What is needed |
Gather from the material every line that contains the string "Query".

[Dataset listings of figures]
• • •
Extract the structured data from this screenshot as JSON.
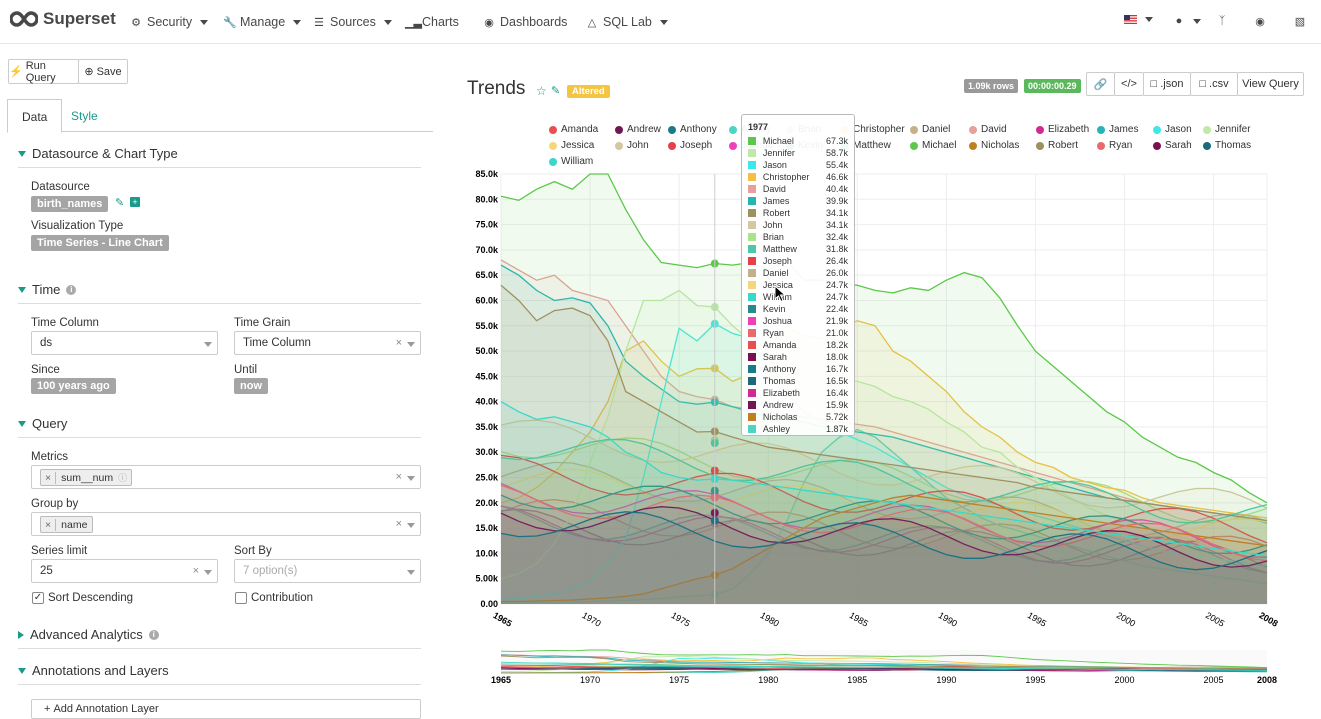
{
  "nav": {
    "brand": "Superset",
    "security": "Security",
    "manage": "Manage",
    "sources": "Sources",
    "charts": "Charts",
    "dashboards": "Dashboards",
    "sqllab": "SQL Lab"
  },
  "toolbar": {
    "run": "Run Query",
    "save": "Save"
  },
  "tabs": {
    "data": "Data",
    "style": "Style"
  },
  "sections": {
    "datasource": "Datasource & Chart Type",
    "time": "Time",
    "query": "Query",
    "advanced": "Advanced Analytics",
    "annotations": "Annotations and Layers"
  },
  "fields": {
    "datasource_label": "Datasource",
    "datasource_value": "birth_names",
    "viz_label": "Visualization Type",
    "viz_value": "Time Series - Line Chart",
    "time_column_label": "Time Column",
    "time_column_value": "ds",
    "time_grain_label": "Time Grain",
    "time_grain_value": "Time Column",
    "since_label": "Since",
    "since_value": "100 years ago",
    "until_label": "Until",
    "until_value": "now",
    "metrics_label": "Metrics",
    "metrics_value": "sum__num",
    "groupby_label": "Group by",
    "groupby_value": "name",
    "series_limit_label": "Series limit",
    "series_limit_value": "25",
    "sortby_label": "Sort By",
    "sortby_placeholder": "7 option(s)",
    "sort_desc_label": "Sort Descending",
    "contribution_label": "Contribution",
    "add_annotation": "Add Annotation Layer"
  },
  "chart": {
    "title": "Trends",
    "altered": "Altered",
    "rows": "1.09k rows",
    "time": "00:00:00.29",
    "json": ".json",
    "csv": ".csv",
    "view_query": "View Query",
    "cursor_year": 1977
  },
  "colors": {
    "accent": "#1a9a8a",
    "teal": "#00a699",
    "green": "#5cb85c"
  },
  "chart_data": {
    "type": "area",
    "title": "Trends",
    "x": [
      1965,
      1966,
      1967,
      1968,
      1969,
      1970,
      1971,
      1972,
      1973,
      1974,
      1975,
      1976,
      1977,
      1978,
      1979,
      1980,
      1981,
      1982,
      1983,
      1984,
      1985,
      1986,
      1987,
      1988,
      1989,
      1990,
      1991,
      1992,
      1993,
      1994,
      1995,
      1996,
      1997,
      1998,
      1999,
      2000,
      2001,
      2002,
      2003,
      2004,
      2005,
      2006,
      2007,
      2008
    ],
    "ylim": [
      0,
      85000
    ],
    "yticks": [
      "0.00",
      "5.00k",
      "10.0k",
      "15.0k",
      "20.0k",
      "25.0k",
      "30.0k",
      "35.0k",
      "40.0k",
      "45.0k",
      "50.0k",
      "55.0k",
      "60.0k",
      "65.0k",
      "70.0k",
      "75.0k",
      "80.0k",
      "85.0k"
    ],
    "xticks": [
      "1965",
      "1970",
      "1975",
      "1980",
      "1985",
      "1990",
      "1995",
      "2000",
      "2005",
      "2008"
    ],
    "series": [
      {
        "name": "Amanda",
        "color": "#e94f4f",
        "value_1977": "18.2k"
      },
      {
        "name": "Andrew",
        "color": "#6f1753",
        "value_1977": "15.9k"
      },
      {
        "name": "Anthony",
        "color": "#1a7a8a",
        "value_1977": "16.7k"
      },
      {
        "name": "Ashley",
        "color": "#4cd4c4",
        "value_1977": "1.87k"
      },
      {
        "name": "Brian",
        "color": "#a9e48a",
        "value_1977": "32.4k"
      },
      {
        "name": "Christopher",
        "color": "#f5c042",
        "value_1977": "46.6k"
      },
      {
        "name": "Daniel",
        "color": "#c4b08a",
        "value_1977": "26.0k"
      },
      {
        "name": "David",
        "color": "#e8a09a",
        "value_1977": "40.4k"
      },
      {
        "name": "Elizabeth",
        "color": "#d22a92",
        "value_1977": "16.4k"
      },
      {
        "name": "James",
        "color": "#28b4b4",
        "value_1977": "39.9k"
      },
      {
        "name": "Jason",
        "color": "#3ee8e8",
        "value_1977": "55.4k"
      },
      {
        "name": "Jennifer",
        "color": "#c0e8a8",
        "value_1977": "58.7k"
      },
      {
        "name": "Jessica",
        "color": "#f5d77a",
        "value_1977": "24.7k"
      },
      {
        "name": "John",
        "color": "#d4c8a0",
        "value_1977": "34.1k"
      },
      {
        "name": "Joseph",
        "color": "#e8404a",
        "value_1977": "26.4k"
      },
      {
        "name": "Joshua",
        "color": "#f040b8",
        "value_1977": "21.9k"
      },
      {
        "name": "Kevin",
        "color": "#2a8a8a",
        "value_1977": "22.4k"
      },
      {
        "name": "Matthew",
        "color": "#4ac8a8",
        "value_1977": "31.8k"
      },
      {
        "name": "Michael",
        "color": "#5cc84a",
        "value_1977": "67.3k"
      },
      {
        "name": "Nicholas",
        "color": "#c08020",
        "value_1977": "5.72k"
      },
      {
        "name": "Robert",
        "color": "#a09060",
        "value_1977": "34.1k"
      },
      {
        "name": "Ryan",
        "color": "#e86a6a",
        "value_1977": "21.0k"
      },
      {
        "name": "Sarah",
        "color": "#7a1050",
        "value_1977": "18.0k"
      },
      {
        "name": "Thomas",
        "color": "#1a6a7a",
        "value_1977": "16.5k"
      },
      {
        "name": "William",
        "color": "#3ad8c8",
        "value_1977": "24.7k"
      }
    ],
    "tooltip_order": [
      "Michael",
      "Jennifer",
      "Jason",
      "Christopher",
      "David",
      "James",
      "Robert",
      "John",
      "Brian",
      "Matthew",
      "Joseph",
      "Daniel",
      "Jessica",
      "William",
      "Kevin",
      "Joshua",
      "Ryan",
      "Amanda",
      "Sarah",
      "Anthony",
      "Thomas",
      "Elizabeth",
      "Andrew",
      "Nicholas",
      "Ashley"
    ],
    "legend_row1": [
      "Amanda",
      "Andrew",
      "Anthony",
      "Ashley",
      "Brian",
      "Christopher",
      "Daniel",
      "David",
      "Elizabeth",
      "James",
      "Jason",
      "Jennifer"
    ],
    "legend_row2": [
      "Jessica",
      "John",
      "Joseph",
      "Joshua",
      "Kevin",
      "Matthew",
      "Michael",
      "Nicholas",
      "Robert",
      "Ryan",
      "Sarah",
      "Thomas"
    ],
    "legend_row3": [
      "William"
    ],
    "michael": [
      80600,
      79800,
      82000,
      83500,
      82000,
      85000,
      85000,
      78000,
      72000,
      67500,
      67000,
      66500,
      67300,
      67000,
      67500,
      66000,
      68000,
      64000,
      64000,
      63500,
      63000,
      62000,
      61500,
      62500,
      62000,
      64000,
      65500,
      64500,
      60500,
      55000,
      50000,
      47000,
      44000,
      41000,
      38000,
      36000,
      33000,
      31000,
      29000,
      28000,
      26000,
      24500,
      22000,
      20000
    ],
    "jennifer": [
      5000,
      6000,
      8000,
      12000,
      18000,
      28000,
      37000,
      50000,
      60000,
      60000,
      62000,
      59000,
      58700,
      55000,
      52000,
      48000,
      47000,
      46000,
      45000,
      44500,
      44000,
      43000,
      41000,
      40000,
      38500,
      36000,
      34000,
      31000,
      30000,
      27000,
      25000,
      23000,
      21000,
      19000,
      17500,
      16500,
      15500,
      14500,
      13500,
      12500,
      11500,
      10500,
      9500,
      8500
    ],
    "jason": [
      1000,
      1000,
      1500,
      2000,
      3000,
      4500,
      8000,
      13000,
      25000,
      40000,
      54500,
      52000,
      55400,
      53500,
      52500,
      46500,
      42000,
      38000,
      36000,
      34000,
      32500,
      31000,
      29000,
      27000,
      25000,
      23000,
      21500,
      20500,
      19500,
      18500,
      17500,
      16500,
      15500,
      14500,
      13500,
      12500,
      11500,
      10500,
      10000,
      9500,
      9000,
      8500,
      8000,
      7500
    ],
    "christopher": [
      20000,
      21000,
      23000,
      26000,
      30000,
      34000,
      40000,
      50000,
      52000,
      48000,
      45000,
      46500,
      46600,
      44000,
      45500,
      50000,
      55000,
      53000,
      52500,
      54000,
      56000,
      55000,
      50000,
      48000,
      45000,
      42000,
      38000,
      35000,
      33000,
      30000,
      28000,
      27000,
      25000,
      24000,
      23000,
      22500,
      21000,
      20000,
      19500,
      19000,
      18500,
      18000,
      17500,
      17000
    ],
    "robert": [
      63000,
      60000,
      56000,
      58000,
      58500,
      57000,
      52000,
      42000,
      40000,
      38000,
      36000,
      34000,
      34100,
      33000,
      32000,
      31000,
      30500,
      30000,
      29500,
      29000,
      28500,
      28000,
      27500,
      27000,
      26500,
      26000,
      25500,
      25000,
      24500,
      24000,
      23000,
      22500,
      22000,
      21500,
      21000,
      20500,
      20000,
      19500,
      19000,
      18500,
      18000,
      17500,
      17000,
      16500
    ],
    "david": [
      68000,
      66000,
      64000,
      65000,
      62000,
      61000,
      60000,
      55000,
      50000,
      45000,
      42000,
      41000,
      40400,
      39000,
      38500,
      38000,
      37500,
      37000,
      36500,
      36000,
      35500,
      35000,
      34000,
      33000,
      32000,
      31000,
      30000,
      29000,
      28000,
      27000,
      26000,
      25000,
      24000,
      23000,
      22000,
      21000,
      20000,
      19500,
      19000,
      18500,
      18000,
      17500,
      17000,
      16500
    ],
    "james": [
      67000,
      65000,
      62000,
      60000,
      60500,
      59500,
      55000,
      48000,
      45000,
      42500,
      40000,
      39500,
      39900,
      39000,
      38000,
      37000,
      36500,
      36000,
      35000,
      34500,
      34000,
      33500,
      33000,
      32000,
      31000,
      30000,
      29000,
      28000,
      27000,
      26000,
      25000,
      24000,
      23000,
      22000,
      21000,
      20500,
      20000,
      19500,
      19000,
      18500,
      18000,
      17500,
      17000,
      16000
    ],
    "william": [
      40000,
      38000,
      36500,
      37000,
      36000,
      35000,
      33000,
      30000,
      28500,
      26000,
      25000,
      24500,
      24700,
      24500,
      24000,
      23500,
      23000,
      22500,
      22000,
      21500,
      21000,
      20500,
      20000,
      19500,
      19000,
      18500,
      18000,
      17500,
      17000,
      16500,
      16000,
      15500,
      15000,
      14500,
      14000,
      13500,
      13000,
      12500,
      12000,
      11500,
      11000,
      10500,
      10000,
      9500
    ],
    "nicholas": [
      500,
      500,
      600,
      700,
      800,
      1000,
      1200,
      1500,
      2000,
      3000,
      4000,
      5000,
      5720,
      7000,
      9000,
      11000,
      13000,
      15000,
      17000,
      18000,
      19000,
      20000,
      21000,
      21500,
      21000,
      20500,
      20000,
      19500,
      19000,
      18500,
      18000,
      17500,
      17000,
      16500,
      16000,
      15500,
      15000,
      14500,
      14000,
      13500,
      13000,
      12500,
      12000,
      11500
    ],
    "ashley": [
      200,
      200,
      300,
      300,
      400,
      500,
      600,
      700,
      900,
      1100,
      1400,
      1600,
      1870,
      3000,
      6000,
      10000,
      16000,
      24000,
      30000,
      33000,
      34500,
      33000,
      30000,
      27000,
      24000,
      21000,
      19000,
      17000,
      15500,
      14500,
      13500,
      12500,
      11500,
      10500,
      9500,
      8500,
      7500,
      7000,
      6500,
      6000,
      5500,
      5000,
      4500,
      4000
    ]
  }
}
• • •
Exercise answer |
    "run": "Run Query",
    "query": "Query",
    "view_query": "View Query",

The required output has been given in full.